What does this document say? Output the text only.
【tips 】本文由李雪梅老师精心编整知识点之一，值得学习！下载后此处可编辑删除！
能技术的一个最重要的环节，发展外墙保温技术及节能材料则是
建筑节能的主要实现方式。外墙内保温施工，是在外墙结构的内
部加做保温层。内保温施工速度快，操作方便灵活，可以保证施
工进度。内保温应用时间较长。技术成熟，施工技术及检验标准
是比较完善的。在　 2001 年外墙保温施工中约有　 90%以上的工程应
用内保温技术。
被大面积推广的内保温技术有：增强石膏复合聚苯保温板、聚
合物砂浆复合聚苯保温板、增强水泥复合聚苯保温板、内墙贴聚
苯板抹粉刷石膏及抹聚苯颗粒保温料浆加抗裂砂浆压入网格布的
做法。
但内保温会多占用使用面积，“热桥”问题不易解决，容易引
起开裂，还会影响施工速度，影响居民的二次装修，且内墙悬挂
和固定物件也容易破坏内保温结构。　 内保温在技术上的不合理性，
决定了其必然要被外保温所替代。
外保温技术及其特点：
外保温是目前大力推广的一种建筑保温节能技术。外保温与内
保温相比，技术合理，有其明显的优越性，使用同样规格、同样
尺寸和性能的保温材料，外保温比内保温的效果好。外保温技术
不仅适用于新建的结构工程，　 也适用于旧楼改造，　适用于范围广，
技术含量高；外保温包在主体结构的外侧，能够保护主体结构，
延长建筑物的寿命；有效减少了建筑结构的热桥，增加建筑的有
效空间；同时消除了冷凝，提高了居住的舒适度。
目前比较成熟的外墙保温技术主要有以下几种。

- [Given problem] Take the entries above and transcribe them in full.

- [Response]
What does this document say? Output the text only.
【tips 】本文由李雪梅老师精心编整知识点之一，值得学习！下载后此处可编辑删除！
能技术的一个最重要的环节，发展外墙保温技术及节能材料则是
建筑节能的主要实现方式。外墙内保温施工，是在外墙结构的内
部加做保温层。内保温施工速度快，操作方便灵活，可以保证施
工进度。内保温应用时间较长。技术成熟，施工技术及检验标准
是比较完善的。在　 2001 年外墙保温施工中约有　 90%以上的工程应
用内保温技术。
被大面积推广的内保温技术有：增强石膏复合聚苯保温板、聚
合物砂浆复合聚苯保温板、增强水泥复合聚苯保温板、内墙贴聚
苯板抹粉刷石膏及抹聚苯颗粒保温料浆加抗裂砂浆压入网格布的
做法。
但内保温会多占用使用面积，“热桥”问题不易解决，容易引
起开裂，还会影响施工速度，影响居民的二次装修，且内墙悬挂
和固定物件也容易破坏内保温结构。　 内保温在技术上的不合理性，
决定了其必然要被外保温所替代。
外保温技术及其特点：
外保温是目前大力推广的一种建筑保温节能技术。外保温与内
保温相比，技术合理，有其明显的优越性，使用同样规格、同样
尺寸和性能的保温材料，外保温比内保温的效果好。外保温技术
不仅适用于新建的结构工程，　 也适用于旧楼改造，　适用于范围广，
技术含量高；外保温包在主体结构的外侧，能够保护主体结构，
延长建筑物的寿命；有效减少了建筑结构的热桥，增加建筑的有
效空间；同时消除了冷凝，提高了居住的舒适度。
目前比较成熟的外墙保温技术主要有以下几种。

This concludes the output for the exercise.